=== Dataset excerpts ===

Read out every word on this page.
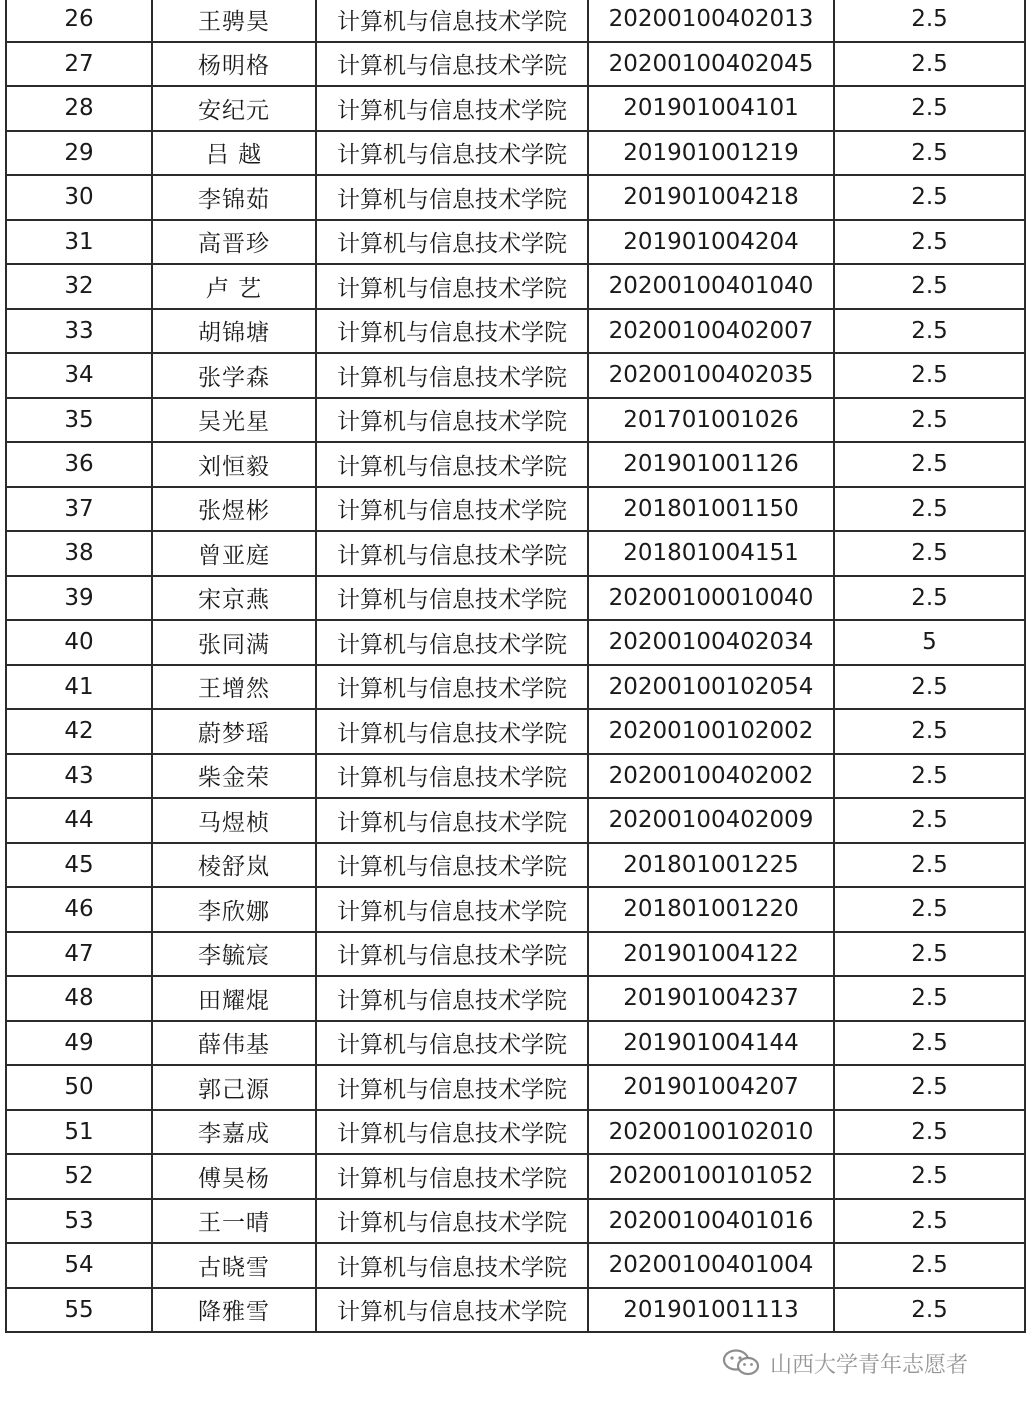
26	王骋昊	计算机与信息技术学院	20200100402013	2.5
27	杨明格	计算机与信息技术学院	20200100402045	2.5
28	安纪元	计算机与信息技术学院	201901004101	2.5
29	吕 越	计算机与信息技术学院	201901001219	2.5
30	李锦茹	计算机与信息技术学院	201901004218	2.5
31	高晋珍	计算机与信息技术学院	201901004204	2.5
32	卢 艺	计算机与信息技术学院	20200100401040	2.5
33	胡锦塘	计算机与信息技术学院	20200100402007	2.5
34	张学森	计算机与信息技术学院	20200100402035	2.5
35	吴光星	计算机与信息技术学院	201701001026	2.5
36	刘恒毅	计算机与信息技术学院	201901001126	2.5
37	张煜彬	计算机与信息技术学院	201801001150	2.5
38	曾亚庭	计算机与信息技术学院	201801004151	2.5
39	宋京燕	计算机与信息技术学院	20200100010040	2.5
40	张同满	计算机与信息技术学院	20200100402034	5
41	王增然	计算机与信息技术学院	20200100102054	2.5
42	蔚梦瑶	计算机与信息技术学院	20200100102002	2.5
43	柴金荣	计算机与信息技术学院	20200100402002	2.5
44	马煜桢	计算机与信息技术学院	20200100402009	2.5
45	棱舒岚	计算机与信息技术学院	201801001225	2.5
46	李欣娜	计算机与信息技术学院	201801001220	2.5
47	李毓宸	计算机与信息技术学院	201901004122	2.5
48	田耀焜	计算机与信息技术学院	201901004237	2.5
49	薛伟基	计算机与信息技术学院	201901004144	2.5
50	郭己源	计算机与信息技术学院	201901004207	2.5
51	李嘉成	计算机与信息技术学院	20200100102010	2.5
52	傅昊杨	计算机与信息技术学院	20200100101052	2.5
53	王一晴	计算机与信息技术学院	20200100401016	2.5
54	古晓雪	计算机与信息技术学院	20200100401004	2.5
55	降雅雪	计算机与信息技术学院	201901001113	2.5
山西大学青年志愿者
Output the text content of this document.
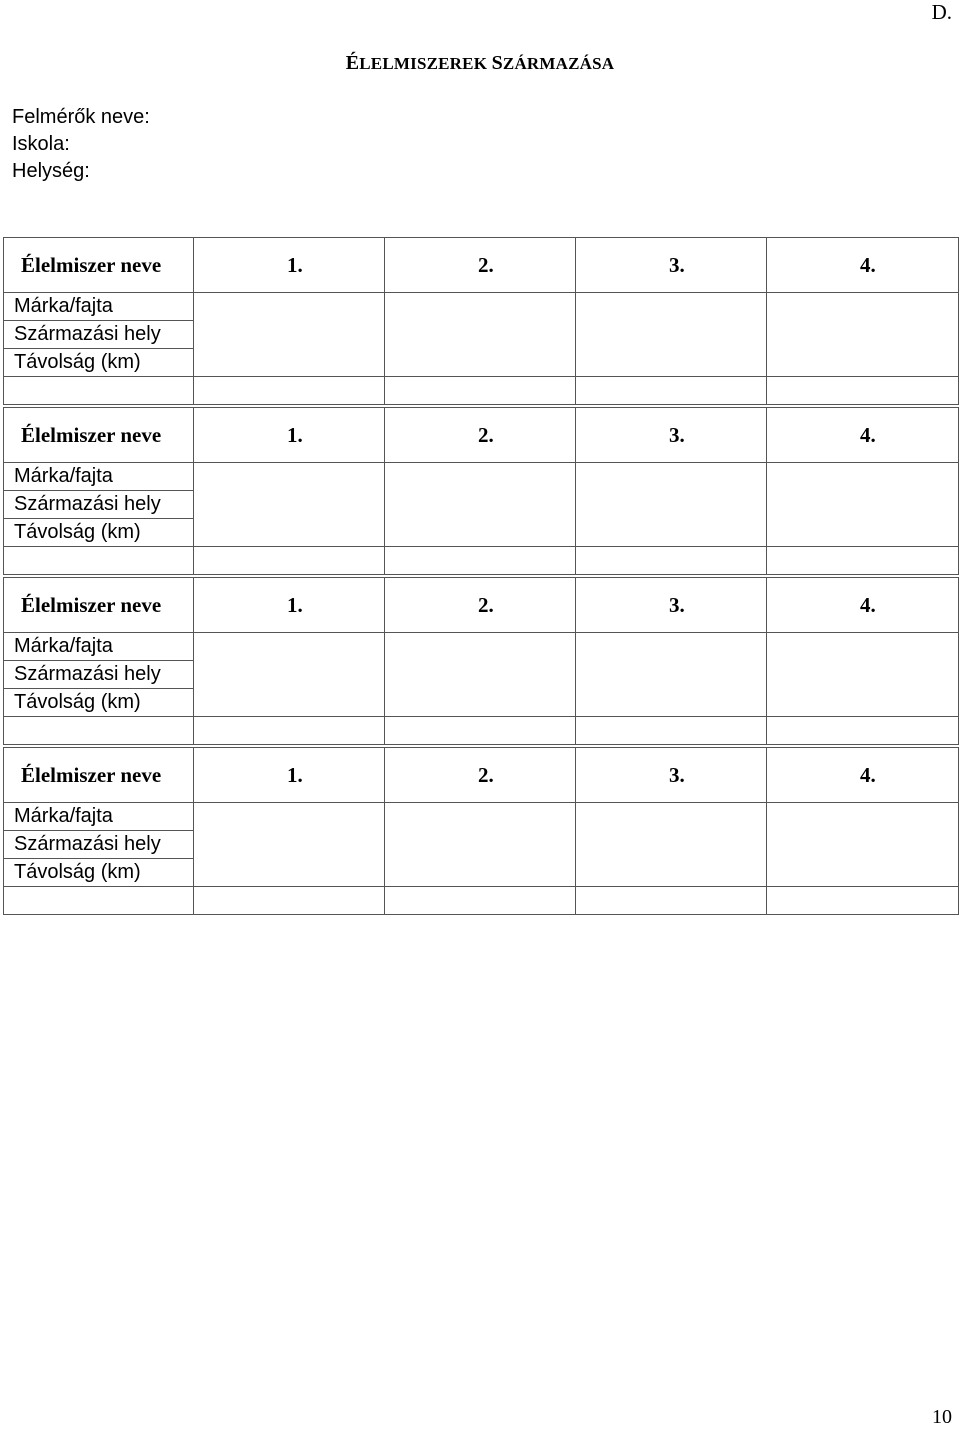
D.
ÉLELMISZEREK SZÁRMAZÁSA
Felmérők neve:
Iskola:
Helység:
Élelmiszer neve	1.	2.	3.	4.
Márka/fajta				
Származási hely				
Távolság (km)				

Élelmiszer neve	1.	2.	3.	4.
Márka/fajta				
Származási hely				
Távolság (km)				

Élelmiszer neve	1.	2.	3.	4.
Márka/fajta				
Származási hely				
Távolság (km)				

Élelmiszer neve	1.	2.	3.	4.
Márka/fajta				
Származási hely				
Távolság (km)				

10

===

→ **Written request**
Scan the material above. Return every line containing the string "this".

→ **Completed exercise**
Read out every word on this page.
Output the text content of this document.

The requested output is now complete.